PROBLEM TO WORK ON: Restate the full listing word for word and leave the pictures out.

[START]

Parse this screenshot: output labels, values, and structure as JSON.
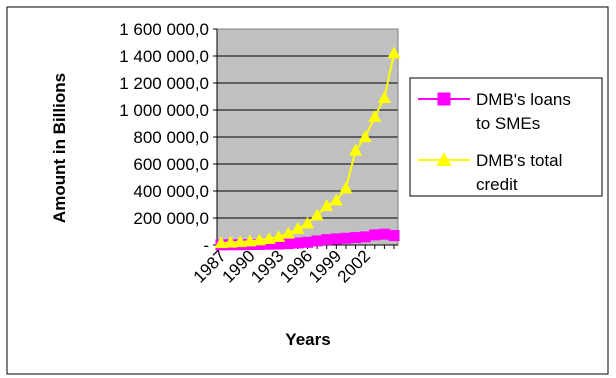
{
  "chart_data": {
    "type": "line",
    "xlabel": "Years",
    "ylabel": "Amount in Billions",
    "ylim": [
      0,
      1600000
    ],
    "y_ticks": [
      {
        "value": 0,
        "label": "-"
      },
      {
        "value": 200000,
        "label": "200 000,0"
      },
      {
        "value": 400000,
        "label": "400 000,0"
      },
      {
        "value": 600000,
        "label": "600 000,0"
      },
      {
        "value": 800000,
        "label": "800 000,0"
      },
      {
        "value": 1000000,
        "label": "1 000 000,0"
      },
      {
        "value": 1200000,
        "label": "1 200 000,0"
      },
      {
        "value": 1400000,
        "label": "1 400 000,0"
      },
      {
        "value": 1600000,
        "label": "1 600 000,0"
      }
    ],
    "x": [
      1987,
      1988,
      1989,
      1990,
      1991,
      1992,
      1993,
      1994,
      1995,
      1996,
      1997,
      1998,
      1999,
      2000,
      2001,
      2002,
      2003,
      2004,
      2005
    ],
    "x_tick_labels": [
      "1987",
      "1990",
      "1993",
      "1996",
      "1999",
      "2002"
    ],
    "x_tick_values": [
      1987,
      1990,
      1993,
      1996,
      1999,
      2002
    ],
    "grid": true,
    "legend_position": "right",
    "series": [
      {
        "name": "DMB's loans to SMEs",
        "color": "#ff00ff",
        "marker": "square",
        "values": [
          1000,
          1500,
          2000,
          3000,
          4000,
          5500,
          7000,
          10000,
          15000,
          20000,
          30000,
          40000,
          45000,
          50000,
          55000,
          60000,
          75000,
          80000,
          70000
        ]
      },
      {
        "name": "DMB's total credit",
        "color": "#ffff00",
        "marker": "triangle",
        "values": [
          15000,
          18000,
          22000,
          28000,
          35000,
          45000,
          60000,
          85000,
          120000,
          160000,
          220000,
          290000,
          330000,
          420000,
          700000,
          800000,
          950000,
          1090000,
          1420000
        ]
      }
    ]
  }
}
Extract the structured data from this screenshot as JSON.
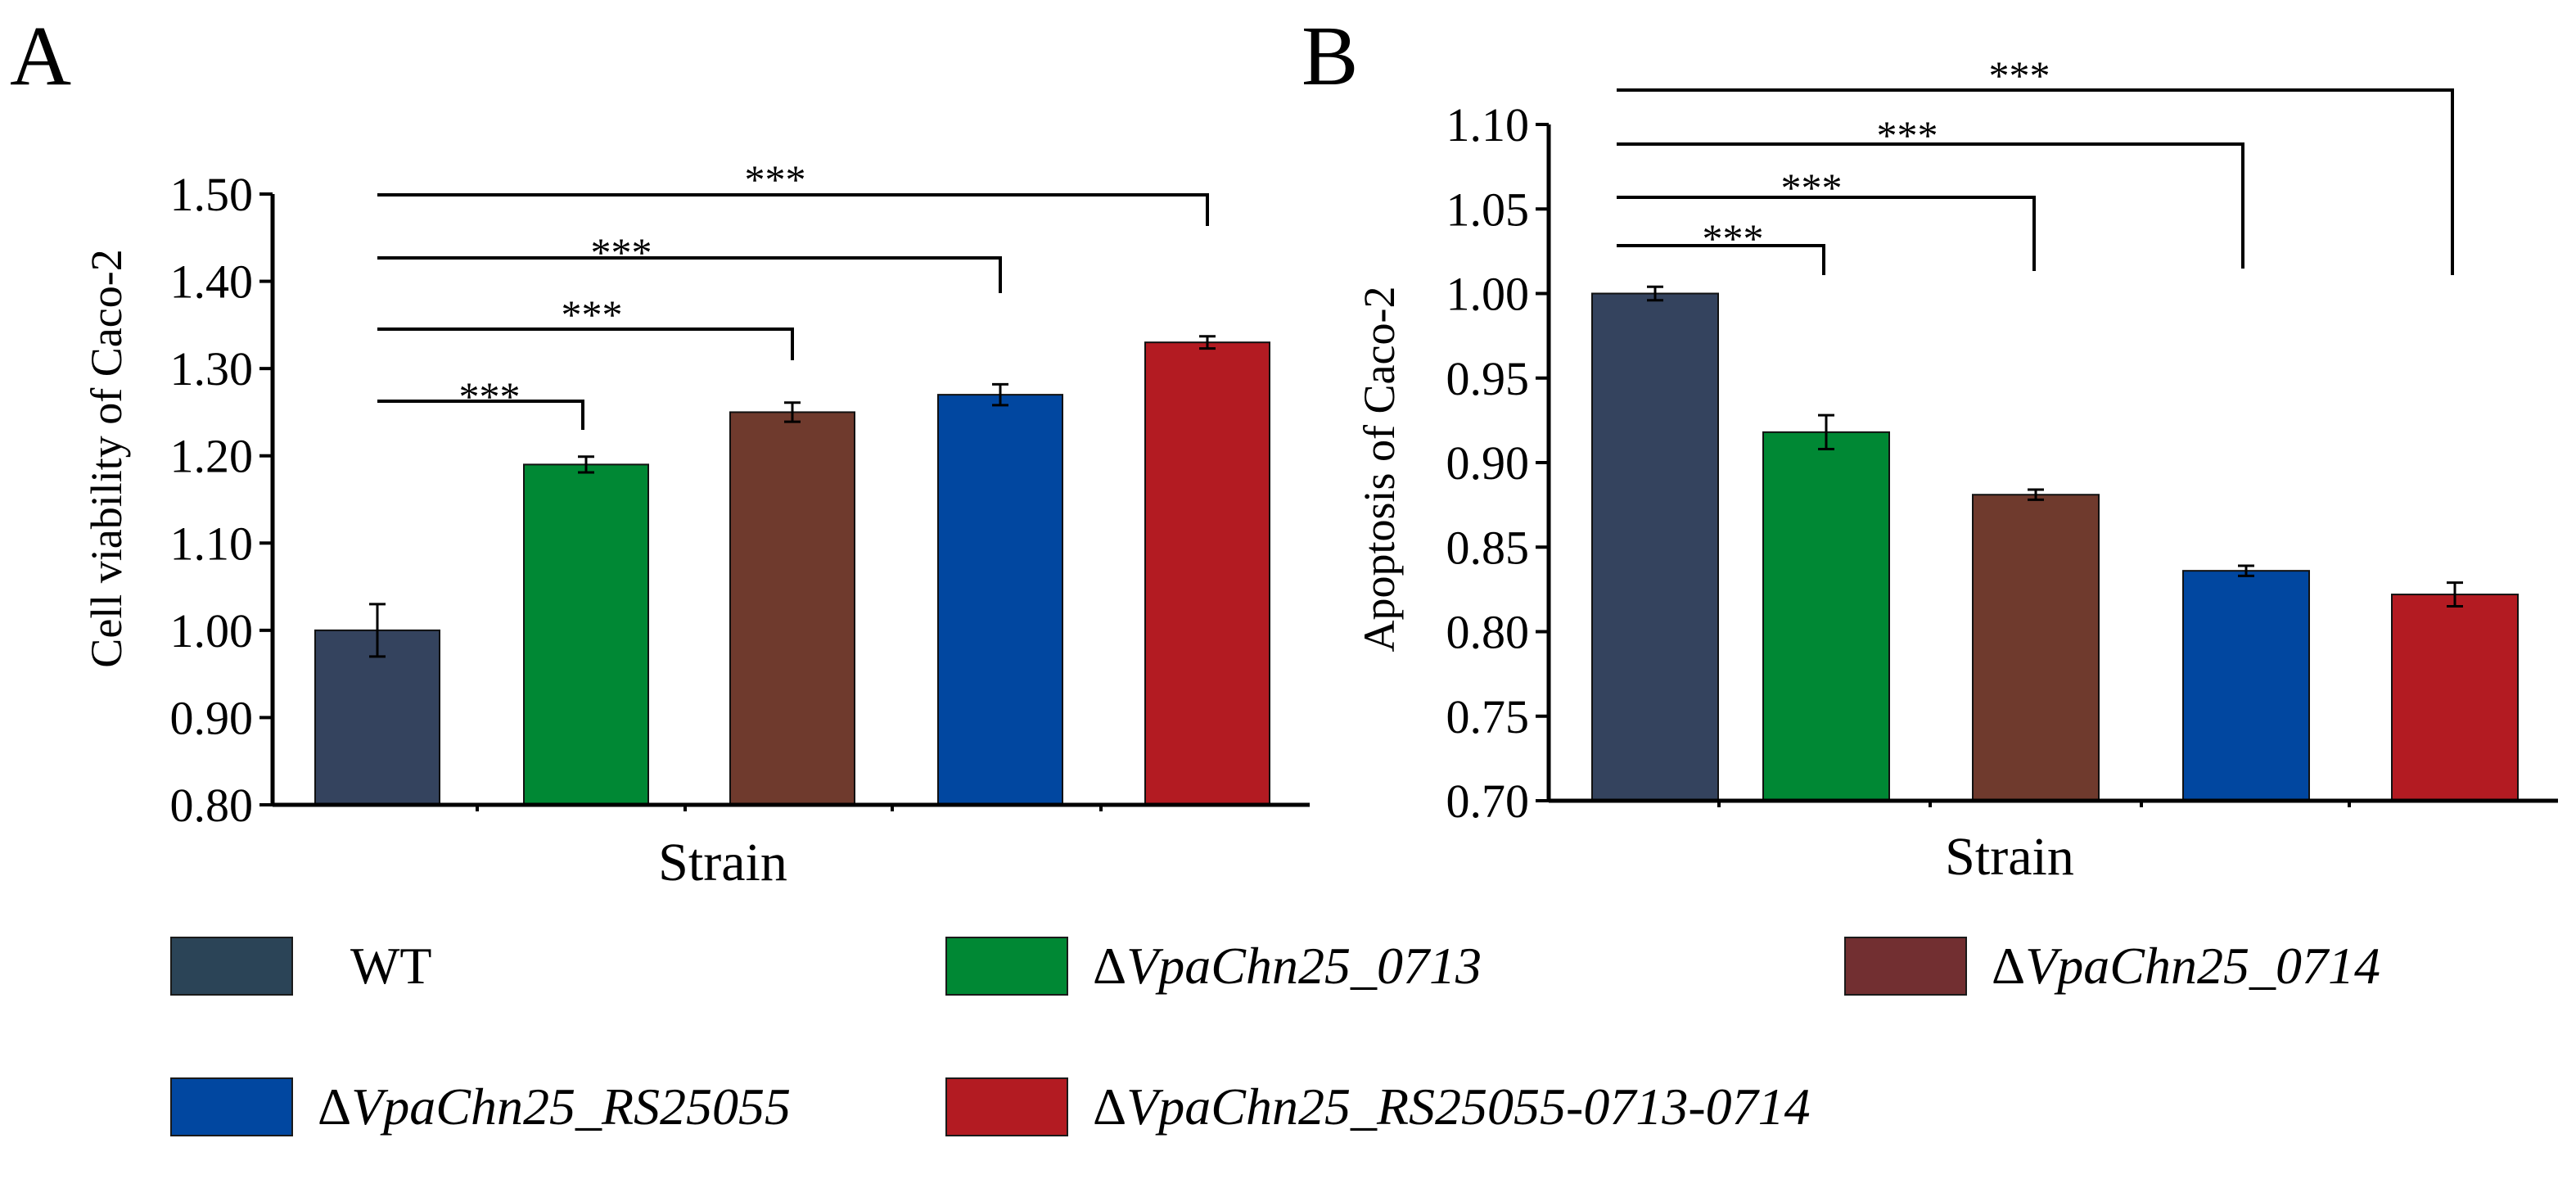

[END]

RESPONSE:
Parse this screenshot: output labels, values, and structure as JSON.
{
  "chart_data": {
    "type": "line",
    "xlabel": "Years",
    "ylabel": "Amount in Billions",
    "ylim": [
      0,
      1600000
    ],
    "y_ticks": [
      {
        "value": 0,
        "label": "-"
      },
      {
        "value": 200000,
        "label": "200 000,0"
      },
      {
        "value": 400000,
        "label": "400 000,0"
      },
      {
        "value": 600000,
        "label": "600 000,0"
      },
      {
        "value": 800000,
        "label": "800 000,0"
      },
      {
        "value": 1000000,
        "label": "1 000 000,0"
      },
      {
        "value": 1200000,
        "label": "1 200 000,0"
      },
      {
        "value": 1400000,
        "label": "1 400 000,0"
      },
      {
        "value": 1600000,
        "label": "1 600 000,0"
      }
    ],
    "x": [
      1987,
      1988,
      1989,
      1990,
      1991,
      1992,
      1993,
      1994,
      1995,
      1996,
      1997,
      1998,
      1999,
      2000,
      2001,
      2002,
      2003,
      2004,
      2005
    ],
    "x_tick_labels": [
      "1987",
      "1990",
      "1993",
      "1996",
      "1999",
      "2002"
    ],
    "x_tick_values": [
      1987,
      1990,
      1993,
      1996,
      1999,
      2002
    ],
    "grid": true,
    "legend_position": "right",
    "series": [
      {
        "name": "DMB's loans to SMEs",
        "color": "#ff00ff",
        "marker": "square",
        "values": [
          1000,
          1500,
          2000,
          3000,
          4000,
          5500,
          7000,
          10000,
          15000,
          20000,
          30000,
          40000,
          45000,
          50000,
          55000,
          60000,
          75000,
          80000,
          70000
        ]
      },
      {
        "name": "DMB's total credit",
        "color": "#ffff00",
        "marker": "triangle",
        "values": [
          15000,
          18000,
          22000,
          28000,
          35000,
          45000,
          60000,
          85000,
          120000,
          160000,
          220000,
          290000,
          330000,
          420000,
          700000,
          800000,
          950000,
          1090000,
          1420000
        ]
      }
    ]
  }
}
Extract the structured data from this screenshot as JSON.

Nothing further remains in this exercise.